§ Given exercise
Reproduce the listing below verbatim.

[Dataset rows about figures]
START

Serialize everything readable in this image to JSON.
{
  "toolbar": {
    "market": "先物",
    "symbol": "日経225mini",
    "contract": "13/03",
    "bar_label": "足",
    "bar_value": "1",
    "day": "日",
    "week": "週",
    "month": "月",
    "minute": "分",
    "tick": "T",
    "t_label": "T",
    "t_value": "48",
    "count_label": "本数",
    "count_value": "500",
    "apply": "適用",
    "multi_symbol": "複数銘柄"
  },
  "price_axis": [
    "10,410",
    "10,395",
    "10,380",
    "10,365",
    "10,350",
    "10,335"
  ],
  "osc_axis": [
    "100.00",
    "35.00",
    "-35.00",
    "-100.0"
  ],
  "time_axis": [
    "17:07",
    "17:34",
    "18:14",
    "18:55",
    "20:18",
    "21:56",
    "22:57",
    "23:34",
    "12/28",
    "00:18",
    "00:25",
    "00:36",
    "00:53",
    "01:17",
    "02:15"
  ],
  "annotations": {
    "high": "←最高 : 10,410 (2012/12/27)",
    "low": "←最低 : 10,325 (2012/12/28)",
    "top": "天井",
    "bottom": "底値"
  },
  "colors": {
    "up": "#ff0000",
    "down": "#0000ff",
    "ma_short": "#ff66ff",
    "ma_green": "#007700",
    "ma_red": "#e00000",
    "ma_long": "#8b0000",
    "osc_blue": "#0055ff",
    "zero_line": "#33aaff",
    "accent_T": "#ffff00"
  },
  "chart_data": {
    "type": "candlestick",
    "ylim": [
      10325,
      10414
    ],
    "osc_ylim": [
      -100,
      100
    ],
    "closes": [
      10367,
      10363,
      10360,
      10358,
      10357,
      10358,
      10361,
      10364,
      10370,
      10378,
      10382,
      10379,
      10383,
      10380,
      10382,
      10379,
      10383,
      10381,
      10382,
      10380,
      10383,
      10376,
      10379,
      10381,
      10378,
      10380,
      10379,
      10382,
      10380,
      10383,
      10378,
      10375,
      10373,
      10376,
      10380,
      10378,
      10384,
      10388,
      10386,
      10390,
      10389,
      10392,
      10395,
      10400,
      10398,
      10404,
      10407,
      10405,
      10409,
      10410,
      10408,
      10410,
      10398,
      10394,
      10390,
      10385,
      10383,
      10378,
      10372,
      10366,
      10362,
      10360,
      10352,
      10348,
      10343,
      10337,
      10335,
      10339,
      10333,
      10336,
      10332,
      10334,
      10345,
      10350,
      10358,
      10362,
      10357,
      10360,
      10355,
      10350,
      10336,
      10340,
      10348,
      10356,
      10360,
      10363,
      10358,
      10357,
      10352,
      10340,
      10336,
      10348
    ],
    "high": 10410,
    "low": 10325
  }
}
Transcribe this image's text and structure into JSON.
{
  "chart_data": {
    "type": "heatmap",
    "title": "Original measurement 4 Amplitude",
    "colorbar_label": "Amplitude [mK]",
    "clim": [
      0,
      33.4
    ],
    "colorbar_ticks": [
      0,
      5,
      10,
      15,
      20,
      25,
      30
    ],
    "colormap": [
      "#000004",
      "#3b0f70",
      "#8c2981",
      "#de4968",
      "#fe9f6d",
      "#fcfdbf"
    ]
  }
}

END

§ Exercise output
Serialize everything readable in this image to JSON.
{
  "toolbar": {
    "market": "先物",
    "symbol": "日経225mini",
    "contract": "13/03",
    "bar_label": "足",
    "bar_value": "1",
    "day": "日",
    "week": "週",
    "month": "月",
    "minute": "分",
    "tick": "T",
    "t_label": "T",
    "t_value": "48",
    "count_label": "本数",
    "count_value": "500",
    "apply": "適用",
    "multi_symbol": "複数銘柄"
  },
  "price_axis": [
    "10,410",
    "10,395",
    "10,380",
    "10,365",
    "10,350",
    "10,335"
  ],
  "osc_axis": [
    "100.00",
    "35.00",
    "-35.00",
    "-100.0"
  ],
  "time_axis": [
    "17:07",
    "17:34",
    "18:14",
    "18:55",
    "20:18",
    "21:56",
    "22:57",
    "23:34",
    "12/28",
    "00:18",
    "00:25",
    "00:36",
    "00:53",
    "01:17",
    "02:15"
  ],
  "annotations": {
    "high": "←最高 : 10,410 (2012/12/27)",
    "low": "←最低 : 10,325 (2012/12/28)",
    "top": "天井",
    "bottom": "底値"
  },
  "colors": {
    "up": "#ff0000",
    "down": "#0000ff",
    "ma_short": "#ff66ff",
    "ma_green": "#007700",
    "ma_red": "#e00000",
    "ma_long": "#8b0000",
    "osc_blue": "#0055ff",
    "zero_line": "#33aaff",
    "accent_T": "#ffff00"
  },
  "chart_data": {
    "type": "candlestick",
    "ylim": [
      10325,
      10414
    ],
    "osc_ylim": [
      -100,
      100
    ],
    "closes": [
      10367,
      10363,
      10360,
      10358,
      10357,
      10358,
      10361,
      10364,
      10370,
      10378,
      10382,
      10379,
      10383,
      10380,
      10382,
      10379,
      10383,
      10381,
      10382,
      10380,
      10383,
      10376,
      10379,
      10381,
      10378,
      10380,
      10379,
      10382,
      10380,
      10383,
      10378,
      10375,
      10373,
      10376,
      10380,
      10378,
      10384,
      10388,
      10386,
      10390,
      10389,
      10392,
      10395,
      10400,
      10398,
      10404,
      10407,
      10405,
      10409,
      10410,
      10408,
      10410,
      10398,
      10394,
      10390,
      10385,
      10383,
      10378,
      10372,
      10366,
      10362,
      10360,
      10352,
      10348,
      10343,
      10337,
      10335,
      10339,
      10333,
      10336,
      10332,
      10334,
      10345,
      10350,
      10358,
      10362,
      10357,
      10360,
      10355,
      10350,
      10336,
      10340,
      10348,
      10356,
      10360,
      10363,
      10358,
      10357,
      10352,
      10340,
      10336,
      10348
    ],
    "high": 10410,
    "low": 10325
  }
}
Transcribe this image's text and structure into JSON.
{
  "chart_data": {
    "type": "heatmap",
    "title": "Original measurement 4 Amplitude",
    "colorbar_label": "Amplitude [mK]",
    "clim": [
      0,
      33.4
    ],
    "colorbar_ticks": [
      0,
      5,
      10,
      15,
      20,
      25,
      30
    ],
    "colormap": [
      "#000004",
      "#3b0f70",
      "#8c2981",
      "#de4968",
      "#fe9f6d",
      "#fcfdbf"
    ]
  }
}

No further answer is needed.